• Exercise instructions:
Wherever a line holds the string "support", copy that line.

......

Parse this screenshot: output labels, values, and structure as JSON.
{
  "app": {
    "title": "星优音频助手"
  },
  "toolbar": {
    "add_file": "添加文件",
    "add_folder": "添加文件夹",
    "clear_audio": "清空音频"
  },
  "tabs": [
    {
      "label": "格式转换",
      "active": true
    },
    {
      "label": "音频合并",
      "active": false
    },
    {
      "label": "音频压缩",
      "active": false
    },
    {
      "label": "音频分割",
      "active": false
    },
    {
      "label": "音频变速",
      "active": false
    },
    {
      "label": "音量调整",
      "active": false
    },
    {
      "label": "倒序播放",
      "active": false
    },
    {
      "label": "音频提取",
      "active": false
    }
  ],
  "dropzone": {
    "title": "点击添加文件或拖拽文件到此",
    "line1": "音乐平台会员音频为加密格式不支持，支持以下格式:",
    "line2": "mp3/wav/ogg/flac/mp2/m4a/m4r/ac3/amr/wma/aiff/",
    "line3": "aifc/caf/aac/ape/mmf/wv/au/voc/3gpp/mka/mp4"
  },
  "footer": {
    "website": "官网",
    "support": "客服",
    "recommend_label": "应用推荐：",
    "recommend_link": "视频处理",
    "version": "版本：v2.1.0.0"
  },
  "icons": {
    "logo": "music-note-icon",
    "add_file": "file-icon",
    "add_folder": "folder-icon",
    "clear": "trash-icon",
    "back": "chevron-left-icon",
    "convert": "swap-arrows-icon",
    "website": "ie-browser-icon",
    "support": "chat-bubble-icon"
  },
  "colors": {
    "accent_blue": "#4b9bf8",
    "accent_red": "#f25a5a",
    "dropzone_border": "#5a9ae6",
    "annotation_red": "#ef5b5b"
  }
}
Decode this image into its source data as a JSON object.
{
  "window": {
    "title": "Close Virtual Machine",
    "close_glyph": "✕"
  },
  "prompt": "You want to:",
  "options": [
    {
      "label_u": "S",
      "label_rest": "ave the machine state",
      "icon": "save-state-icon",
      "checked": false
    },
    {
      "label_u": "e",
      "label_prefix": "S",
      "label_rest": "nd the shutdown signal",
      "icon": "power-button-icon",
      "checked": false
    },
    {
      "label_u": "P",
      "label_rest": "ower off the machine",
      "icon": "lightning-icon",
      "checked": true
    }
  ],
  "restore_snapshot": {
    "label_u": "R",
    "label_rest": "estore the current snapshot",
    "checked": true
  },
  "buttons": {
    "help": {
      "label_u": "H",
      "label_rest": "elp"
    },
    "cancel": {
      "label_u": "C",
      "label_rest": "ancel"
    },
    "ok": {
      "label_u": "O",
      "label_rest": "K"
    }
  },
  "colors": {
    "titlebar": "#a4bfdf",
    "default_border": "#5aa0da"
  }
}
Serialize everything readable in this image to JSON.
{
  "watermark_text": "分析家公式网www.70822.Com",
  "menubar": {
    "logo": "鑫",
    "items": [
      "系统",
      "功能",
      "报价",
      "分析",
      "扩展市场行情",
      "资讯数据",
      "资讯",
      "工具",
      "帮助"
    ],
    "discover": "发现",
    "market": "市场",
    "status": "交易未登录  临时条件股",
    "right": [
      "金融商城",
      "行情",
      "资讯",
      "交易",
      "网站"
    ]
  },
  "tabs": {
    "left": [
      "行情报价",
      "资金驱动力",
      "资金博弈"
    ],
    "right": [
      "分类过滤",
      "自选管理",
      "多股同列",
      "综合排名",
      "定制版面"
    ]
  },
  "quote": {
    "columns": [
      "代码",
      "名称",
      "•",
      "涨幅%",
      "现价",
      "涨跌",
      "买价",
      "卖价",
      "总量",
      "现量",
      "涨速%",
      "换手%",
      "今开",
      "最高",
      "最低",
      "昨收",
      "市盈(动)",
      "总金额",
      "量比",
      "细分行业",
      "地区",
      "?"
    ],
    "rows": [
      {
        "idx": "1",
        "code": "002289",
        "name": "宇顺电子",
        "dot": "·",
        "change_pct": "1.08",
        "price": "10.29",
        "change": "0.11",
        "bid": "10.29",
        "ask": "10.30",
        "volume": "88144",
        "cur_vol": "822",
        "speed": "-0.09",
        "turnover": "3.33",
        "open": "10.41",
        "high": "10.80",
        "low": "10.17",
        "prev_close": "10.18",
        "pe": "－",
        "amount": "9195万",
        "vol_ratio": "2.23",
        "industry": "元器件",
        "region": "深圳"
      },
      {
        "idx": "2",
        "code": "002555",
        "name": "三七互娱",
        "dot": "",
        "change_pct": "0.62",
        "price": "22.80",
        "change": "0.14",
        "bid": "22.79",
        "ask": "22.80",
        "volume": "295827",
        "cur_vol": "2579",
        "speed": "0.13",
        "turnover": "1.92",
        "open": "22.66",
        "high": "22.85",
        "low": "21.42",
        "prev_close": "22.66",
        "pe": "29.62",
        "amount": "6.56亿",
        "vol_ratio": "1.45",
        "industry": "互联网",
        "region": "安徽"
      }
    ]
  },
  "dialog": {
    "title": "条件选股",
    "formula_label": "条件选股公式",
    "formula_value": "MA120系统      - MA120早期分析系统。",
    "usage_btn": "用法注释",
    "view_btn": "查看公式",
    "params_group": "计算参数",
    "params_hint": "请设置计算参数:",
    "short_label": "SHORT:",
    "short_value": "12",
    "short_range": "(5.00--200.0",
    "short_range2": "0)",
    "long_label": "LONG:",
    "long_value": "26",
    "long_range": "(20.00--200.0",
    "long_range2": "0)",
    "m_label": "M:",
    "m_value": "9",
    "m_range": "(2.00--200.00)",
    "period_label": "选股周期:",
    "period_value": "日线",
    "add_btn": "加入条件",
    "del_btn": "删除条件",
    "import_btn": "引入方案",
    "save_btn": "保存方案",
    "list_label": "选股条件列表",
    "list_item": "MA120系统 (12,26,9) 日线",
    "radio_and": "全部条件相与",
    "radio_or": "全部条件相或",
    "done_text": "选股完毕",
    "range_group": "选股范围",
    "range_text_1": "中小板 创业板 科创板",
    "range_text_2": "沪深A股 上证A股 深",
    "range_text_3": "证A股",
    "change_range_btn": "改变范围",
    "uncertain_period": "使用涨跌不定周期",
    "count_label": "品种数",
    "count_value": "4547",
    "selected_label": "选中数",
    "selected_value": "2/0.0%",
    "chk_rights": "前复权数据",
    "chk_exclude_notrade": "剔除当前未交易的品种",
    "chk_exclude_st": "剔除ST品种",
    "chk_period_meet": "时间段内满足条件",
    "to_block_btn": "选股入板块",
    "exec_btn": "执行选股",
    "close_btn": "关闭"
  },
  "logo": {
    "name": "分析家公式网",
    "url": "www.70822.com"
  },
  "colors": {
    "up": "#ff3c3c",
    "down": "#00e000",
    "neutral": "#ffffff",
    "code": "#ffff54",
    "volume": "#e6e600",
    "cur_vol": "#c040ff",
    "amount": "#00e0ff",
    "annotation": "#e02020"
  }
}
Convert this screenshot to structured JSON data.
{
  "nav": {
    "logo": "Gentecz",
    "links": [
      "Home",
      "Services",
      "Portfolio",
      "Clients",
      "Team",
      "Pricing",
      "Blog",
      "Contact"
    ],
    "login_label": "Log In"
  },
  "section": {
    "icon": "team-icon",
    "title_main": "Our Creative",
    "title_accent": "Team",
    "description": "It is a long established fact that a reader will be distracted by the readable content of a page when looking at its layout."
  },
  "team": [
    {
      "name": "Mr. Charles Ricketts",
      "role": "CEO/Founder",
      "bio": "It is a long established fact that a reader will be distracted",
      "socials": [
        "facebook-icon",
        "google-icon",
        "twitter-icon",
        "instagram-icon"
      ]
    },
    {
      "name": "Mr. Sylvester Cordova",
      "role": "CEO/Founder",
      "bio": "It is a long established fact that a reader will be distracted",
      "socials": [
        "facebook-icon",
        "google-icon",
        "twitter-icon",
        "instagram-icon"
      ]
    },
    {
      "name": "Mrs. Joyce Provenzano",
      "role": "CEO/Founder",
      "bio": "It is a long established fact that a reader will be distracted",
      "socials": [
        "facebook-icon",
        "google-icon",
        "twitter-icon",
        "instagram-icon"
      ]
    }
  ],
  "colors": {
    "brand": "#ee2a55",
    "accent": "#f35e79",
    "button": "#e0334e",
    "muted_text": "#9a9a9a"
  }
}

......

• Written response:
    "support": "客服",
    "support": "chat-bubble-icon"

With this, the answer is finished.